-- start of Listed entries --

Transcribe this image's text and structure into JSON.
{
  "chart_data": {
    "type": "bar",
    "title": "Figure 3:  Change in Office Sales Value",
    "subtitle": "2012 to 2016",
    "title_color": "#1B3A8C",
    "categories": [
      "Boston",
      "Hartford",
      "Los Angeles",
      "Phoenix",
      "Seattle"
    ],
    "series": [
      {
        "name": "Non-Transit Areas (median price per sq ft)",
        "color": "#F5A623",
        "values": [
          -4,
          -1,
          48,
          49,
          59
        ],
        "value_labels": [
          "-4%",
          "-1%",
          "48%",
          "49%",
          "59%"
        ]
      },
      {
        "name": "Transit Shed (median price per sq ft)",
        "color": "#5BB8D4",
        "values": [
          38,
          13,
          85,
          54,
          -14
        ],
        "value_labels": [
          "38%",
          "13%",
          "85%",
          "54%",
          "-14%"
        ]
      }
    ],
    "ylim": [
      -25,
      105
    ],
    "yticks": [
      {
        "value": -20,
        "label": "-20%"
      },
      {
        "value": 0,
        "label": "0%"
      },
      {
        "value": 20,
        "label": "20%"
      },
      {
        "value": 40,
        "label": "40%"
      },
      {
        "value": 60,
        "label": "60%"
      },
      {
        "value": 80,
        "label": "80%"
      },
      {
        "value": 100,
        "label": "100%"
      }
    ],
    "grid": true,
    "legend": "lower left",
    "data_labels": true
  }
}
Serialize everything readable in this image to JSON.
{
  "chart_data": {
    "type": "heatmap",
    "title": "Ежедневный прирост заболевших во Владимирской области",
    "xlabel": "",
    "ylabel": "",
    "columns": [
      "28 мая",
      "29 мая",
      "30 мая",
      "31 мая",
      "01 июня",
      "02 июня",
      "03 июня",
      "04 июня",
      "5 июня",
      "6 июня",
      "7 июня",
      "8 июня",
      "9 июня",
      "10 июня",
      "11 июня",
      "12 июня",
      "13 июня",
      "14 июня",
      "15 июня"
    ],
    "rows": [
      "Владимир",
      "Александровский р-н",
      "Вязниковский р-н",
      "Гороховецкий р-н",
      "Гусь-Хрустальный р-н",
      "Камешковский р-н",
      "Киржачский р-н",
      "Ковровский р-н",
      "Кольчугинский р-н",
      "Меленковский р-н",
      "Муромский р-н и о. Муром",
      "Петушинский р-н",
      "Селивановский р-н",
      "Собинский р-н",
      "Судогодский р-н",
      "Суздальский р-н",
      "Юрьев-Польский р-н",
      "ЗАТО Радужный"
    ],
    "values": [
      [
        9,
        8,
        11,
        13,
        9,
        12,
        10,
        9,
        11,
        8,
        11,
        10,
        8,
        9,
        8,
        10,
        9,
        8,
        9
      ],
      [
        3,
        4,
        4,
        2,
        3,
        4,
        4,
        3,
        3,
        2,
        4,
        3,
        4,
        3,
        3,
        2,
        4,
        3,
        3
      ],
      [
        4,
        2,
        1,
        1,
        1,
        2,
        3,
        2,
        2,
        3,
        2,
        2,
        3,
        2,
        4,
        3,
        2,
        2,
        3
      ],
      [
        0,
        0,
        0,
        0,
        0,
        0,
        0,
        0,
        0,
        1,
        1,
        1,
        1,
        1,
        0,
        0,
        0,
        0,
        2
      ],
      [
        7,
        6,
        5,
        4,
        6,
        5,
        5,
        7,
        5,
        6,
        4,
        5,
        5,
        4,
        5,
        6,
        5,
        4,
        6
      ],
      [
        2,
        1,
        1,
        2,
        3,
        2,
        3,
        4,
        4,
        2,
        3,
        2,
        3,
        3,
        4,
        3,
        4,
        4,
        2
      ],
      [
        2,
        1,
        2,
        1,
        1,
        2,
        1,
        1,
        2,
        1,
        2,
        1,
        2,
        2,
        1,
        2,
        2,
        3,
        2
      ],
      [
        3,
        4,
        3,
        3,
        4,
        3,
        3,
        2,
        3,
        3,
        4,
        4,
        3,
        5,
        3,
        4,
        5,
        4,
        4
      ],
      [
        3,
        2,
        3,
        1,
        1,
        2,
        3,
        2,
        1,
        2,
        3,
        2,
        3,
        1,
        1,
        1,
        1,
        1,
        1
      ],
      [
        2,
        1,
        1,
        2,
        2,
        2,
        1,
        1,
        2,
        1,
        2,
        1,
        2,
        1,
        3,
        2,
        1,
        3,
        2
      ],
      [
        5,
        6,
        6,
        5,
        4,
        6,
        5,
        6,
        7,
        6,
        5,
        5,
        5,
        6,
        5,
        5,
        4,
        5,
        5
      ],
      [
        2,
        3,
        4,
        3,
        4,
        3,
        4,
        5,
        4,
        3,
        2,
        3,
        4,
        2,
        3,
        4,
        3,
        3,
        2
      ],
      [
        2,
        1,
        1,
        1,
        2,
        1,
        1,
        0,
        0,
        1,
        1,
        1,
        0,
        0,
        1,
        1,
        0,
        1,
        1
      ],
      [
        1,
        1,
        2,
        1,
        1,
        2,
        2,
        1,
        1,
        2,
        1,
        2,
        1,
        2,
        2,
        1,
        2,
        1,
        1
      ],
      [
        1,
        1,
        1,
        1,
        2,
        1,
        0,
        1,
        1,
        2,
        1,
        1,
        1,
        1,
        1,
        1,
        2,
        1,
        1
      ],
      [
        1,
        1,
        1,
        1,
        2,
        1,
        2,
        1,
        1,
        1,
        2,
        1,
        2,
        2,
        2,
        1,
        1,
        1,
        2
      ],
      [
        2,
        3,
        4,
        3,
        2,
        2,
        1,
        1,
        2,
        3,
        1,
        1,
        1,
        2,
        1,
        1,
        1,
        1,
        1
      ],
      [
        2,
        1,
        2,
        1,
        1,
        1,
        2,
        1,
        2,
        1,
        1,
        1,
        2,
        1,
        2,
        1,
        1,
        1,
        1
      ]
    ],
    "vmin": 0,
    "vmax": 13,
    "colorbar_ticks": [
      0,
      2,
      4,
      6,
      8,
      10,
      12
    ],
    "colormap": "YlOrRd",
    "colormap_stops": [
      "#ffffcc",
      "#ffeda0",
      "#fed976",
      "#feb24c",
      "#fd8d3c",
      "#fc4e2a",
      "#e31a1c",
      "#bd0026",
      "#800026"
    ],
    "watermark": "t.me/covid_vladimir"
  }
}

-- end of Listed entries --

The problem »
Identify all lines where the word "price" shows up. Copy them.

Solved problem »
        "name": "Non-Transit Areas (median price per sq ft)",
        "name": "Transit Shed (median price per sq ft)",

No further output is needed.